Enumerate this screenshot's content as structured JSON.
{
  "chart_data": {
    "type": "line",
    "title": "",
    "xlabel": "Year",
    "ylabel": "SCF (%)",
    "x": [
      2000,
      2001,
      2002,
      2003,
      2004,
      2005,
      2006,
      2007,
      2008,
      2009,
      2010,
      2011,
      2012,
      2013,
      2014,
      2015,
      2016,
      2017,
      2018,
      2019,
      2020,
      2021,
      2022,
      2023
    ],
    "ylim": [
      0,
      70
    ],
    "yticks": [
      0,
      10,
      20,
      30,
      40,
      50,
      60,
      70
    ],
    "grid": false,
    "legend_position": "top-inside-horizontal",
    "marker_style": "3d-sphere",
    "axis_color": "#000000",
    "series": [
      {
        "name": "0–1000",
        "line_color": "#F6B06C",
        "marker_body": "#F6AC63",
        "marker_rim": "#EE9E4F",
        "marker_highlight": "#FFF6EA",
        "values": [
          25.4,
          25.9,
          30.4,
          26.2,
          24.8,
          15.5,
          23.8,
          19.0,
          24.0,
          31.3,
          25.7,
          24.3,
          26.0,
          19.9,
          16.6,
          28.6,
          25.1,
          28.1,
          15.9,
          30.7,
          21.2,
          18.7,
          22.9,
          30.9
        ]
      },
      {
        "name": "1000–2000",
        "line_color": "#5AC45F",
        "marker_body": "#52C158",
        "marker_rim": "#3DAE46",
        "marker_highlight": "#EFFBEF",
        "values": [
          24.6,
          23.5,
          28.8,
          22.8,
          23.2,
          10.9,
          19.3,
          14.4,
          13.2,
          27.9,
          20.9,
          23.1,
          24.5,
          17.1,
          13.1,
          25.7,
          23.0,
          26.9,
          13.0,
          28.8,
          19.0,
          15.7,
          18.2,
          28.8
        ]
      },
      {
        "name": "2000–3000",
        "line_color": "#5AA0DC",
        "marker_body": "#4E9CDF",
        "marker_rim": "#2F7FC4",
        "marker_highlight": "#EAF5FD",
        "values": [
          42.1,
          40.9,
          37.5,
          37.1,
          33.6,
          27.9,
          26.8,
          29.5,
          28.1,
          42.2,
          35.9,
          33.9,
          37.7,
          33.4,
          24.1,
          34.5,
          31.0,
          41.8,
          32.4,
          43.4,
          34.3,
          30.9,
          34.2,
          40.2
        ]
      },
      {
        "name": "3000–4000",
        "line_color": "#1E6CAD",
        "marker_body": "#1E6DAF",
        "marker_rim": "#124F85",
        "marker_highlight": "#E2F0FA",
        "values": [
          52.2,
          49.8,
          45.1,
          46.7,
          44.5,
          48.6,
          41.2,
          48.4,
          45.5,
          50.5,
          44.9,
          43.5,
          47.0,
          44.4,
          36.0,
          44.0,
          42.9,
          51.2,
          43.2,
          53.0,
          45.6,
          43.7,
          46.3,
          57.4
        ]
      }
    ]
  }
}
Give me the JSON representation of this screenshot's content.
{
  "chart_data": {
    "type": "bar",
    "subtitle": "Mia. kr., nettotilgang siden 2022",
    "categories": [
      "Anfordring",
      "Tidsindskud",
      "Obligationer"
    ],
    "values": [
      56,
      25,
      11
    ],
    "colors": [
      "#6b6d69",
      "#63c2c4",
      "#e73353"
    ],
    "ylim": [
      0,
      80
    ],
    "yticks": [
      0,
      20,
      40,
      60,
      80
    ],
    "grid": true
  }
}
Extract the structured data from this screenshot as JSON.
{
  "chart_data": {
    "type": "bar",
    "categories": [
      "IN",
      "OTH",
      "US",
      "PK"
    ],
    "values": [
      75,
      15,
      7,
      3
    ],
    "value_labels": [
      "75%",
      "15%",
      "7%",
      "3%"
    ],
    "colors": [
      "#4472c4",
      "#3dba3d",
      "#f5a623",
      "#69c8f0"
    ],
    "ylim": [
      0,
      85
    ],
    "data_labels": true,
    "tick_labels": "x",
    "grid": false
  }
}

TASK REQUIREMENTS:
Your task is to output exactly the lines running from the one with "Extract the structured" through the final line of the material above, with both ends included.

EXPECTED OUTPUT:
Extract the structured data from this screenshot as JSON.
{
  "chart_data": {
    "type": "bar",
    "categories": [
      "IN",
      "OTH",
      "US",
      "PK"
    ],
    "values": [
      75,
      15,
      7,
      3
    ],
    "value_labels": [
      "75%",
      "15%",
      "7%",
      "3%"
    ],
    "colors": [
      "#4472c4",
      "#3dba3d",
      "#f5a623",
      "#69c8f0"
    ],
    "ylim": [
      0,
      85
    ],
    "data_labels": true,
    "tick_labels": "x",
    "grid": false
  }
}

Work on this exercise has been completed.